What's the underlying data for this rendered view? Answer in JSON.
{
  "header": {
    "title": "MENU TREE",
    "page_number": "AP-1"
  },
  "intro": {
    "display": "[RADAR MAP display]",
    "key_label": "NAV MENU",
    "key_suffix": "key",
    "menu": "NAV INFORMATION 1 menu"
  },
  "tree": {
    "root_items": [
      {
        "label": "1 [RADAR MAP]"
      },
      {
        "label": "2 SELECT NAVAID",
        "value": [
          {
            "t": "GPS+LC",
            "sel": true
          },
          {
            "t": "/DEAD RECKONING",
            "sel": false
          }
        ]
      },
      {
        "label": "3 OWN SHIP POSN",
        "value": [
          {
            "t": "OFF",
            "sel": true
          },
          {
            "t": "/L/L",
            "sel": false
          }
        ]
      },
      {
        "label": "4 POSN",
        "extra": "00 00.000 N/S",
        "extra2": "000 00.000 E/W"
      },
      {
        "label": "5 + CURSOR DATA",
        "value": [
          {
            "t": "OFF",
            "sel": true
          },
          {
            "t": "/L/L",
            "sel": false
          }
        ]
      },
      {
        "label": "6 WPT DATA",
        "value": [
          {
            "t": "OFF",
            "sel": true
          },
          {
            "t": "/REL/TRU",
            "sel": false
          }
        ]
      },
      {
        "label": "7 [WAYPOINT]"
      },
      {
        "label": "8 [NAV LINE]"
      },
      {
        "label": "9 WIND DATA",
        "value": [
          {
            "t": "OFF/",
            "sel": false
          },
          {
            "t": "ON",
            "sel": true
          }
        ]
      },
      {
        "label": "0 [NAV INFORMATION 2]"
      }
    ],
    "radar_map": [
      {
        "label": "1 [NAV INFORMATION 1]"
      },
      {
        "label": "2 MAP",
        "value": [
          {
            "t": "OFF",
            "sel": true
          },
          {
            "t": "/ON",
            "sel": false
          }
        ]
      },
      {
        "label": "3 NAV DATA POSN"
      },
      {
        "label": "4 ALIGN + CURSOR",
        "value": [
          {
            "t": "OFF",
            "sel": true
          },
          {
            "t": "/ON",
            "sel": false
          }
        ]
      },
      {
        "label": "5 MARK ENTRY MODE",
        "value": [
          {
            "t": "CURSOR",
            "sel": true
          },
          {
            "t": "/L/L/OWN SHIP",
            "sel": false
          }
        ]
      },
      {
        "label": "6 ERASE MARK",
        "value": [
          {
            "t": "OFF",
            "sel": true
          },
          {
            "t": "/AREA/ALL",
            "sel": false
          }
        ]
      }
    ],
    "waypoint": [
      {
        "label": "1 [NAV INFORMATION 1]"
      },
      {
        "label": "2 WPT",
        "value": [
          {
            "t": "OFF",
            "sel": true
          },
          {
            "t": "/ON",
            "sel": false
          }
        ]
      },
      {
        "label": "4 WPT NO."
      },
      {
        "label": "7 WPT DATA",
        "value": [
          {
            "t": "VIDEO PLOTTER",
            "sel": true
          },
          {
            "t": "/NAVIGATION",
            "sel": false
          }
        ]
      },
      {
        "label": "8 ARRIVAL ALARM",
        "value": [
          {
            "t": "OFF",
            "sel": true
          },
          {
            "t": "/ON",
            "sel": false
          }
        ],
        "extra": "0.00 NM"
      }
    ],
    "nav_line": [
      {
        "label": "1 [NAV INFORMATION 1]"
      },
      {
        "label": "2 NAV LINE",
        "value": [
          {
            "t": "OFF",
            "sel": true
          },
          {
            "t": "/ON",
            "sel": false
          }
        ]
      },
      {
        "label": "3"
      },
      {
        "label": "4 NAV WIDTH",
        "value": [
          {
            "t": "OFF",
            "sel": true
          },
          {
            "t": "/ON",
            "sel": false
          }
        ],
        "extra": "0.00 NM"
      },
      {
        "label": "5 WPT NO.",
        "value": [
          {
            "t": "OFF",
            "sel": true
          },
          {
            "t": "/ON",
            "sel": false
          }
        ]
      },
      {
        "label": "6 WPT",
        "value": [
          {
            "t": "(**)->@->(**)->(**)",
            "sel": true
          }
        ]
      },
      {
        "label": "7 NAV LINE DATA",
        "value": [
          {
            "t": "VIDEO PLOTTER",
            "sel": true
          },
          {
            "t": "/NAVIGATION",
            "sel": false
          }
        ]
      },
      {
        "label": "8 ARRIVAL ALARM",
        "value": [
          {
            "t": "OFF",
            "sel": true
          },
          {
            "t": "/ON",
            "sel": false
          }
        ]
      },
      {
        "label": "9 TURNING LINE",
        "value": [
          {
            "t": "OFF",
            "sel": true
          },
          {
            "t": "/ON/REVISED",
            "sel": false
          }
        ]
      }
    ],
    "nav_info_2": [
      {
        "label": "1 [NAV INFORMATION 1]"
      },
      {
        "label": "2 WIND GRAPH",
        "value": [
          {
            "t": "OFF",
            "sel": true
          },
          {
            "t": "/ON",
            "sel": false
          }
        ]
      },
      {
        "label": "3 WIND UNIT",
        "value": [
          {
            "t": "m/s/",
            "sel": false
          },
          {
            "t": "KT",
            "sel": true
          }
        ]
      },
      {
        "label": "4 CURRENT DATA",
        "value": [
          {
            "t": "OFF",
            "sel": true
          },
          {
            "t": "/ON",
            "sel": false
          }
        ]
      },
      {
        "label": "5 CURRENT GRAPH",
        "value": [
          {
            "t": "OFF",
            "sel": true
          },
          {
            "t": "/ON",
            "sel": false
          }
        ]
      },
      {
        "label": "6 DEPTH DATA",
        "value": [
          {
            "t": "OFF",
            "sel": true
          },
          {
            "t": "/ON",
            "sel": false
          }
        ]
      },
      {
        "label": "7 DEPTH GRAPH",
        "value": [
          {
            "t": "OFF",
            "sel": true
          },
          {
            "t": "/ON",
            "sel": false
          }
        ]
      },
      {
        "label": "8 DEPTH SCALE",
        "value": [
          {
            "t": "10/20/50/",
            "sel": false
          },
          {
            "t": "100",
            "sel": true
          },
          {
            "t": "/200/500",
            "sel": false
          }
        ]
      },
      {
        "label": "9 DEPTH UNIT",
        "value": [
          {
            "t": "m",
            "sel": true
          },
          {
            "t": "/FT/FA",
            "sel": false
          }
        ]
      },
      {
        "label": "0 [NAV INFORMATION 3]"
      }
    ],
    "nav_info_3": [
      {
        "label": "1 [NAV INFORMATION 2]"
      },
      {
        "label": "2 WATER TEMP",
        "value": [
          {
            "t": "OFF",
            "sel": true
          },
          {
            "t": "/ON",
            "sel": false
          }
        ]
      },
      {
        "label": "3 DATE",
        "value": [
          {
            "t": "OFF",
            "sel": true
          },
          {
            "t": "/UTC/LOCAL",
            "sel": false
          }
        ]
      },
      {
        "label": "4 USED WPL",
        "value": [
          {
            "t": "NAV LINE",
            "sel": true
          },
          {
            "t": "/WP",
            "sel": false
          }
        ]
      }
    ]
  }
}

┄┄┄┄┄┄

• **Given instruction**: State how many lines in the entries above include the word "CURRENT"; reply with the number alone.

• **Solved exercise**: 2